BEGIN Task input
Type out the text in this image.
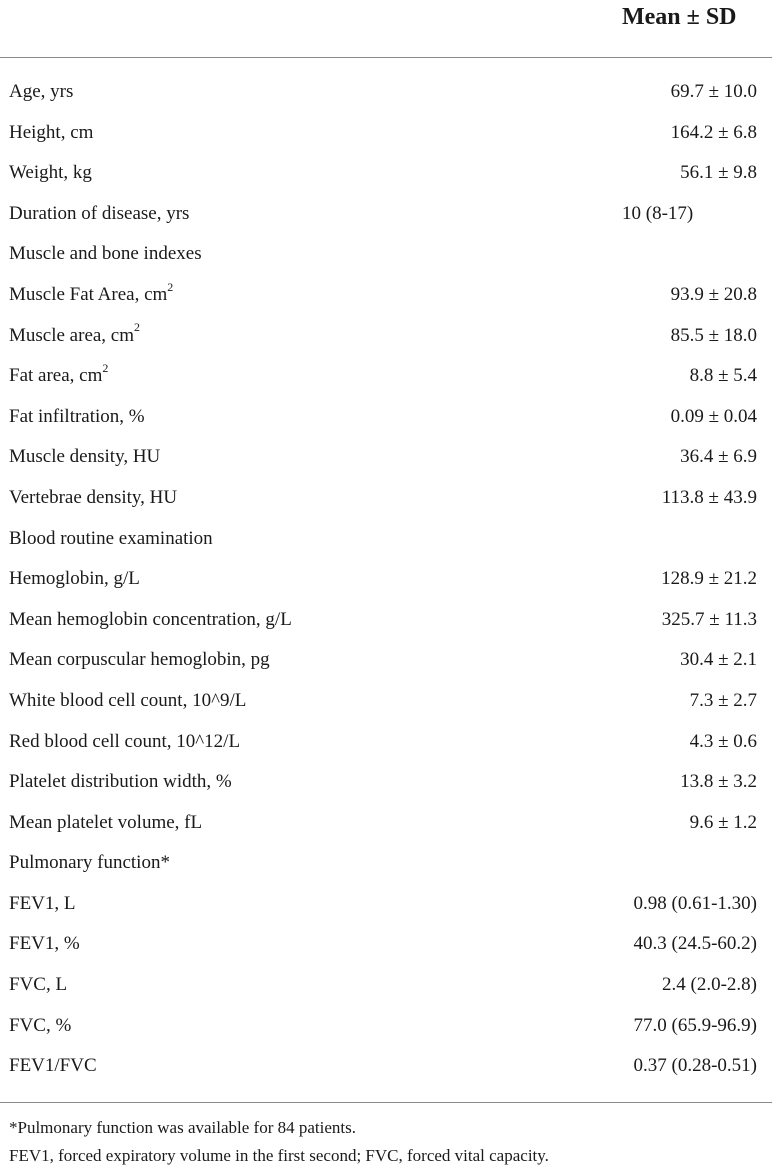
Mean ± SD
Age, yrs	69.7 ± 10.0
Height, cm	164.2 ± 6.8
Weight, kg	56.1 ± 9.8
Duration of disease, yrs	10 (8-17)
Muscle and bone indexes
Muscle Fat Area, $cm^2$	93.9 ± 20.8
Muscle area, $cm^2$	85.5 ± 18.0
Fat area, $cm^2$	8.8 ± 5.4
Fat infiltration, %	0.09 ± 0.04
Muscle density, HU	36.4 ± 6.9
Vertebrae density, HU	113.8 ± 43.9
Blood routine examination
Hemoglobin, g/L	128.9 ± 21.2
Mean hemoglobin concentration, g/L	325.7 ± 11.3
Mean corpuscular hemoglobin, pg	30.4 ± 2.1
White blood cell count, 10^9/L	7.3 ± 2.7
Red blood cell count, 10^12/L	4.3 ± 0.6
Platelet distribution width, %	13.8 ± 3.2
Mean platelet volume, fL	9.6 ± 1.2
Pulmonary function*
FEV1, L	0.98 (0.61-1.30)
FEV1, %	40.3 (24.5-60.2)
FVC, L	2.4 (2.0-2.8)
FVC, %	77.0 (65.9-96.9)
FEV1/FVC	0.37 (0.28-0.51)
*Pulmonary function was available for 84 patients.
FEV1, forced expiratory volume in the first second; FVC, forced vital capacity.
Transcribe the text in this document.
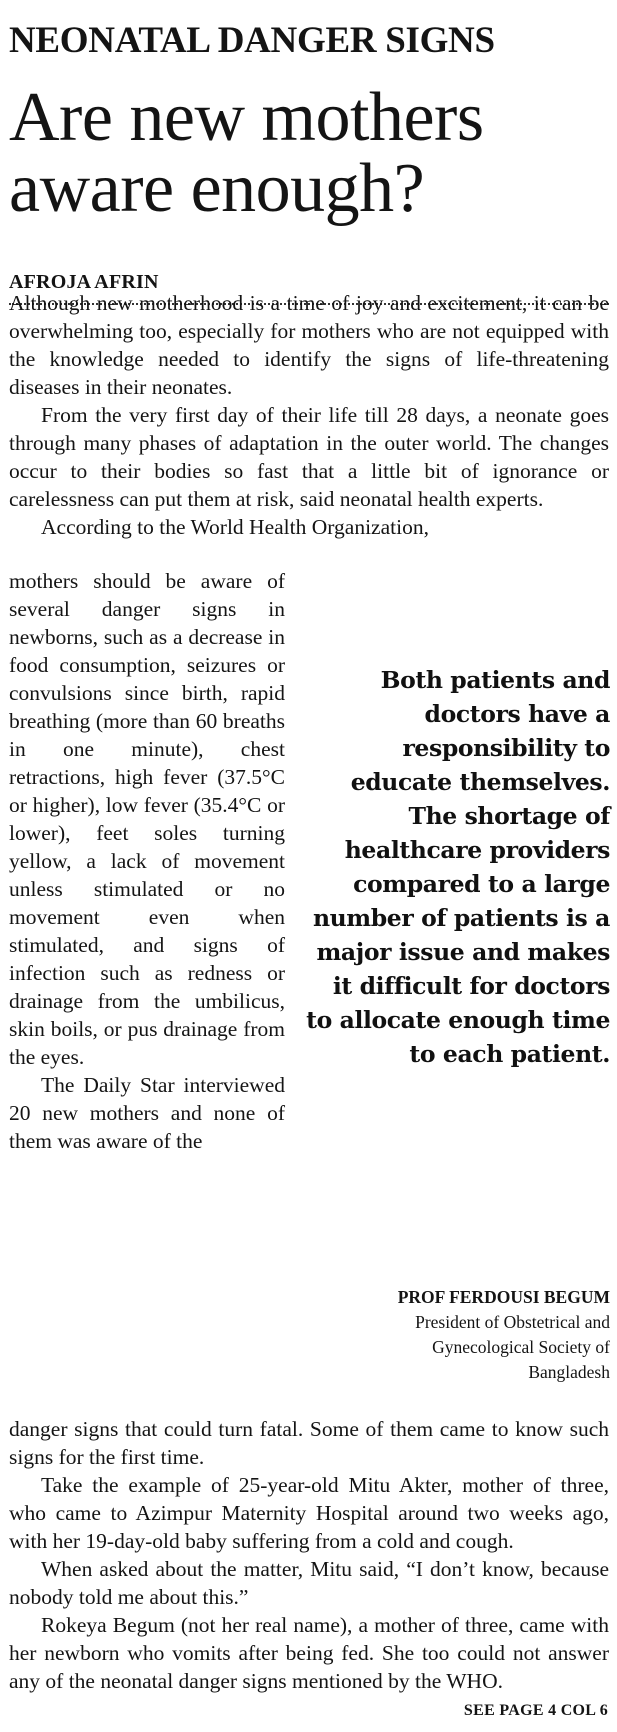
NEONATAL DANGER SIGNS
Are new mothers
aware enough?

AFROJA AFRIN

Although new motherhood is a time of joy and excitement, it can be overwhelming too, especially for mothers who are not equipped with the knowledge needed to identify the signs of life-threatening diseases in their neonates.

From the very first day of their life till 28 days, a neonate goes through many phases of adaptation in the outer world. The changes occur to their bodies so fast that a little bit of ignorance or carelessness can put them at risk, said neonatal health experts.

According to the World Health Organization,

mothers should be aware of several danger signs in newborns, such as a decrease in food consumption, seizures or convulsions since birth, rapid breathing (more than 60 breaths in one minute), chest retractions, high fever (37.5°C or higher), low fever (35.4°C or lower), feet soles turning yellow, a lack of movement unless stimulated or no movement even when stimulated, and signs of infection such as redness or drainage from the umbilicus, skin boils, or pus drainage from the eyes.

The Daily Star interviewed 20 new mothers and none of them was aware of the

danger signs that could turn fatal. Some of them came to know such signs for the first time.

Take the example of 25-year-old Mitu Akter, mother of three, who came to Azimpur Maternity Hospital around two weeks ago, with her 19-day-old baby suffering from a cold and cough.

When asked about the matter, Mitu said, “I don’t know, because nobody told me about this.”

Rokeya Begum (not her real name), a mother of three, came with her newborn who vomits after being fed. She too could not answer any of the neonatal danger signs mentioned by the WHO.

Both patients and doctors have a responsibility to educate themselves. The shortage of healthcare providers compared to a large number of patients is a major issue and makes it difficult for doctors to allocate enough time to each patient.

PROF FERDOUSI BEGUM

President of Obstetrical and
Gynecological Society of
Bangladesh

SEE PAGE 4 COL 6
END Task input
:: Task to carry out ::
Each line in the data that holds the word "text" must be copied.

:: Solution to the problem ::
Type out the text in this image.
Transcribe the text in this document.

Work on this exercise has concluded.